(Extracted data entries)

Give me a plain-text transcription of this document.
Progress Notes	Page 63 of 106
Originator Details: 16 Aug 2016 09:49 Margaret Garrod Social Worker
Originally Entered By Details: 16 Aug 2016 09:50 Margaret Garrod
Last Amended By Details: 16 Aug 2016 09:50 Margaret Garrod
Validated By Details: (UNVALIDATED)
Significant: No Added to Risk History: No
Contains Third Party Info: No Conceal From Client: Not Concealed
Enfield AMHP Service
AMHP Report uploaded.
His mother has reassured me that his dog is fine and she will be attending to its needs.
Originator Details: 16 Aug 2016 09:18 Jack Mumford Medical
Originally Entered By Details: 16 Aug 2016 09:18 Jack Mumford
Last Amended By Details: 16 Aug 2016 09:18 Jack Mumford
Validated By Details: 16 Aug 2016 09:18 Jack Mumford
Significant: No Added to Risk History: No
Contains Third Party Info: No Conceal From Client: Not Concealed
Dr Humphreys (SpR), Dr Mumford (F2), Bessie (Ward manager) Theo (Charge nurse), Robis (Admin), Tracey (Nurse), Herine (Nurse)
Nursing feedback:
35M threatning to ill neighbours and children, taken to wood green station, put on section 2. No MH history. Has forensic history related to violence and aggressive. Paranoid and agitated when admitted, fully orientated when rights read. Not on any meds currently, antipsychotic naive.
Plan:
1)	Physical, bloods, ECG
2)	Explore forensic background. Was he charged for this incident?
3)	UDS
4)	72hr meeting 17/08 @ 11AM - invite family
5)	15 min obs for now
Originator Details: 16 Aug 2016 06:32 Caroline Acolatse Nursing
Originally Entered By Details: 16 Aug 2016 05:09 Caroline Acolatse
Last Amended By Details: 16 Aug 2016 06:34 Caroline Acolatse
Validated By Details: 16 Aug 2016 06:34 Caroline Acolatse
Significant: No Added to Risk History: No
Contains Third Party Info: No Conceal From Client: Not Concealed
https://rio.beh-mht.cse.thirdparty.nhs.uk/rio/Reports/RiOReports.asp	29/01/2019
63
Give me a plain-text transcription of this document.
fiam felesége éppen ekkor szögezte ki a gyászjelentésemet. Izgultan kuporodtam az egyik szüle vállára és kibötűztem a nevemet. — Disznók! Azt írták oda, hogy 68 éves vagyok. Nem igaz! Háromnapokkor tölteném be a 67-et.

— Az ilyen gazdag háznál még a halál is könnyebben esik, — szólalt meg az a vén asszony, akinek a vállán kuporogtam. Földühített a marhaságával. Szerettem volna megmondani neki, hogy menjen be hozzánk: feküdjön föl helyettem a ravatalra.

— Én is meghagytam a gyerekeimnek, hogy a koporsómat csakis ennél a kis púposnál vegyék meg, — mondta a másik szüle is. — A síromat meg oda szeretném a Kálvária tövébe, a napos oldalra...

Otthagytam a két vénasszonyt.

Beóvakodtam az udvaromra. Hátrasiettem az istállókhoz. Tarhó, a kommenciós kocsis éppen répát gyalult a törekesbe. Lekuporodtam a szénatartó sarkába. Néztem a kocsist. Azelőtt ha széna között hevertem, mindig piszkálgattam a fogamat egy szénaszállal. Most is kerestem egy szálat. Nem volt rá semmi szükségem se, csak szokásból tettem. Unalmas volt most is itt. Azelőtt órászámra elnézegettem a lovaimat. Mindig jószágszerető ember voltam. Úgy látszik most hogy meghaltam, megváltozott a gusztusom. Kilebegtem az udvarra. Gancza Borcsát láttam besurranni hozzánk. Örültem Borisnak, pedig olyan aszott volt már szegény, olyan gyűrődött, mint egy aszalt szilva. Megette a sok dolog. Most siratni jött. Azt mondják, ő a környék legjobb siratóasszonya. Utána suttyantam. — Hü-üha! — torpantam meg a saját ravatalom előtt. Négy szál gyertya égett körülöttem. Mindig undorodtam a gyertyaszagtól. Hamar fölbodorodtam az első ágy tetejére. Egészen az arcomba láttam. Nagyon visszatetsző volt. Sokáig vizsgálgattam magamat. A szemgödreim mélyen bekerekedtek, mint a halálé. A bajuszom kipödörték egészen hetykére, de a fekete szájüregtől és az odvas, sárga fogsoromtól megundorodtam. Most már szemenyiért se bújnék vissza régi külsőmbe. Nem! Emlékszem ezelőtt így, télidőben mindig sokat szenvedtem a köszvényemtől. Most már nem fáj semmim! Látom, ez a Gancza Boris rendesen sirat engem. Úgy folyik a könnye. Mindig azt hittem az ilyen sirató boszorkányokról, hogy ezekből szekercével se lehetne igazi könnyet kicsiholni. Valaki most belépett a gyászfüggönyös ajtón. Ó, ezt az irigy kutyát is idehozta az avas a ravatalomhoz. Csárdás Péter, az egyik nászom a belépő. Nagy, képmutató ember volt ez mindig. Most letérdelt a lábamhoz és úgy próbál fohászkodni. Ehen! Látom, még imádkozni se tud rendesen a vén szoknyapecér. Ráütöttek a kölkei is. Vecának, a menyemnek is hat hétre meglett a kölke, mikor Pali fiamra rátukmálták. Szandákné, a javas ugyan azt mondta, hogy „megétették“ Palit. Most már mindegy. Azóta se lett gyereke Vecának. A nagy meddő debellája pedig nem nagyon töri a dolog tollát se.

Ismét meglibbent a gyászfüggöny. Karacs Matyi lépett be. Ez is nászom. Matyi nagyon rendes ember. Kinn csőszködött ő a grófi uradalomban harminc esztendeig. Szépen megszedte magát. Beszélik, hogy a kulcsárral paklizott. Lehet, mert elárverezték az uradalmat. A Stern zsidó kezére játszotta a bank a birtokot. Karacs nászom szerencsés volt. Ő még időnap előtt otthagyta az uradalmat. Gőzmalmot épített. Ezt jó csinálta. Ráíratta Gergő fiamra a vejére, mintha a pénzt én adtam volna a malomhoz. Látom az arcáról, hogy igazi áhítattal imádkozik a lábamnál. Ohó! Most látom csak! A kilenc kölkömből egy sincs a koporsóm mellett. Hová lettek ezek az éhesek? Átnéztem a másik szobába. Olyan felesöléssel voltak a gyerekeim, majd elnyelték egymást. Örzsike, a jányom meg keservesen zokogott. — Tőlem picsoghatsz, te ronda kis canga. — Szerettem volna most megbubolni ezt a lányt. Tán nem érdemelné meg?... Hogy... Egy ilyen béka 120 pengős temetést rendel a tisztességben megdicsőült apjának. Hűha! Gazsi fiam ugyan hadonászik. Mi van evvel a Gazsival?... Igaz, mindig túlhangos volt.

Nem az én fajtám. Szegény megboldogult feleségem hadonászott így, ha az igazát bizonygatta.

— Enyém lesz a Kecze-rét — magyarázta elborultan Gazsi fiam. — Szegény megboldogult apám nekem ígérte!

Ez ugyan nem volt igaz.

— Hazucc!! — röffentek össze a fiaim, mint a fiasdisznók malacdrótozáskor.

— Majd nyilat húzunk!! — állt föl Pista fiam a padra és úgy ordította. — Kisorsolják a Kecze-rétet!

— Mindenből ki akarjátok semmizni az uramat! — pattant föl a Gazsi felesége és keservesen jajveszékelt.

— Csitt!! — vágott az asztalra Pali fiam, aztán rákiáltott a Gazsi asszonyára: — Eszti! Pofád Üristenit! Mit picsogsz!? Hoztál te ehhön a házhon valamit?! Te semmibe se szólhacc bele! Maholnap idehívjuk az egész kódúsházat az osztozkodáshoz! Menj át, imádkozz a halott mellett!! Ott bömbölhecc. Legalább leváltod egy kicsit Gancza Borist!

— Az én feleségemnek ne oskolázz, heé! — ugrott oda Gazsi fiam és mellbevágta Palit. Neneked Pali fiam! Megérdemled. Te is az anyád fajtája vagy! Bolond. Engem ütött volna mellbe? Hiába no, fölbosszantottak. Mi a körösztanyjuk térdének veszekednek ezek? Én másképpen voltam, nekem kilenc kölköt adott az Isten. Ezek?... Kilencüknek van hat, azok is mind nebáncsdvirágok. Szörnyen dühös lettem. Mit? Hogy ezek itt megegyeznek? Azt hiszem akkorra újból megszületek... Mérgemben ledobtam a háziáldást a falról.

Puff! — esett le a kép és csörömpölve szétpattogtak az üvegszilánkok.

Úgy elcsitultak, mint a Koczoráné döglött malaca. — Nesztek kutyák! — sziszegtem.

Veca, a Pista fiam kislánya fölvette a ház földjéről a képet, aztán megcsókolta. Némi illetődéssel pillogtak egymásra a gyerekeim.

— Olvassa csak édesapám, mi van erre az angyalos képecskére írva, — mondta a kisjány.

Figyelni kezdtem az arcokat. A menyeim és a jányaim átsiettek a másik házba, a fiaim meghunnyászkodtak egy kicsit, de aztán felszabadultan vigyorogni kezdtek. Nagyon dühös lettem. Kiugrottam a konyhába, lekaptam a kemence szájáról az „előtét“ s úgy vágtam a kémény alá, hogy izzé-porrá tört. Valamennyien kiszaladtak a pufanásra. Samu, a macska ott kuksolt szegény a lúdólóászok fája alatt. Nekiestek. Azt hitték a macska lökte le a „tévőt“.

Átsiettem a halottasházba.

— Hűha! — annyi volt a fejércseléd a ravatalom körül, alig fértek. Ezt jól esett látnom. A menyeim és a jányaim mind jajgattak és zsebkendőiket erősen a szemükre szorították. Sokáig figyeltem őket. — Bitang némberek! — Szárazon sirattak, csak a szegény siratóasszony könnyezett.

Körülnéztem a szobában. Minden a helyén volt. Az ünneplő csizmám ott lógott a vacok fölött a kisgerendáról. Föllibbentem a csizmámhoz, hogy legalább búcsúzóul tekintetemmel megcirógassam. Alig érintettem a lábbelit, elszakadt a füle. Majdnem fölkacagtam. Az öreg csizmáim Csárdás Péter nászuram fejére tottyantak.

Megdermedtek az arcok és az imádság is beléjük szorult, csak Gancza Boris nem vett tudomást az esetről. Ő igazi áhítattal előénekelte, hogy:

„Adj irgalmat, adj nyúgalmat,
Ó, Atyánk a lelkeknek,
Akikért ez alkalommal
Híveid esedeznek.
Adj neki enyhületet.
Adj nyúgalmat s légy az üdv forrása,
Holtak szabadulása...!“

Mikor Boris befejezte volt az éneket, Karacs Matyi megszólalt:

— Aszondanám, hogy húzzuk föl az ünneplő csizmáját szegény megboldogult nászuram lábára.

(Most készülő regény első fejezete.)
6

Written request => Check each line above for "másik" and return the ones that have it.

Exercise output =>
— Én is meghagytam a gyerekeimnek, hogy a koporsómat csakis ennél a kis púposnál vegyék meg, — mondta a másik szüle is. — A síromat meg oda szeretném a Kálvária tövébe, a napos oldalra...
Ismét meglibbent a gyászfüggöny. Karacs Matyi lépett be. Ez is nászom. Matyi nagyon rendes ember. Kinn csőszködött ő a grófi uradalomban harminc esztendeig. Szépen megszedte magát. Beszélik, hogy a kulcsárral paklizott. Lehet, mert elárverezték az uradalmat. A Stern zsidó kezére játszotta a bank a birtokot. Karacs nászom szerencsés volt. Ő még időnap előtt otthagyta az uradalmat. Gőzmalmot épített. Ezt jó csinálta. Ráíratta Gergő fiamra a vejére, mintha a pénzt én adtam volna a malomhoz. Látom az arcáról, hogy igazi áhítattal imádkozik a lábamnál. Ohó! Most látom csak! A kilenc kölkömből egy sincs a koporsóm mellett. Hová lettek ezek az éhesek? Átnéztem a másik szobába. Olyan felesöléssel voltak a gyerekeim, majd elnyelték egymást. Örzsike, a jányom meg keservesen zokogott. — Tőlem picsoghatsz, te ronda kis canga. — Szerettem volna most megbubolni ezt a lányt. Tán nem érdemelné meg?... Hogy... Egy ilyen béka 120 pengős temetést rendel a tisztességben megdicsőült apjának. Hűha! Gazsi fiam ugyan hadonászik. Mi van evvel a Gazsival?... Igaz, mindig túlhangos volt.
Figyelni kezdtem az arcokat. A menyeim és a jányaim átsiettek a másik házba, a fiaim meghunnyászkodtak egy kicsit, de aztán felszabadultan vigyorogni kezdtek. Nagyon dühös lettem. Kiugrottam a konyhába, lekaptam a kemence szájáról az „előtét“ s úgy vágtam a kémény alá, hogy izzé-porrá tört. Valamennyien kiszaladtak a pufanásra. Samu, a macska ott kuksolt szegény a lúdólóászok fája alatt. Nekiestek. Azt hitték a macska lökte le a „tévőt“.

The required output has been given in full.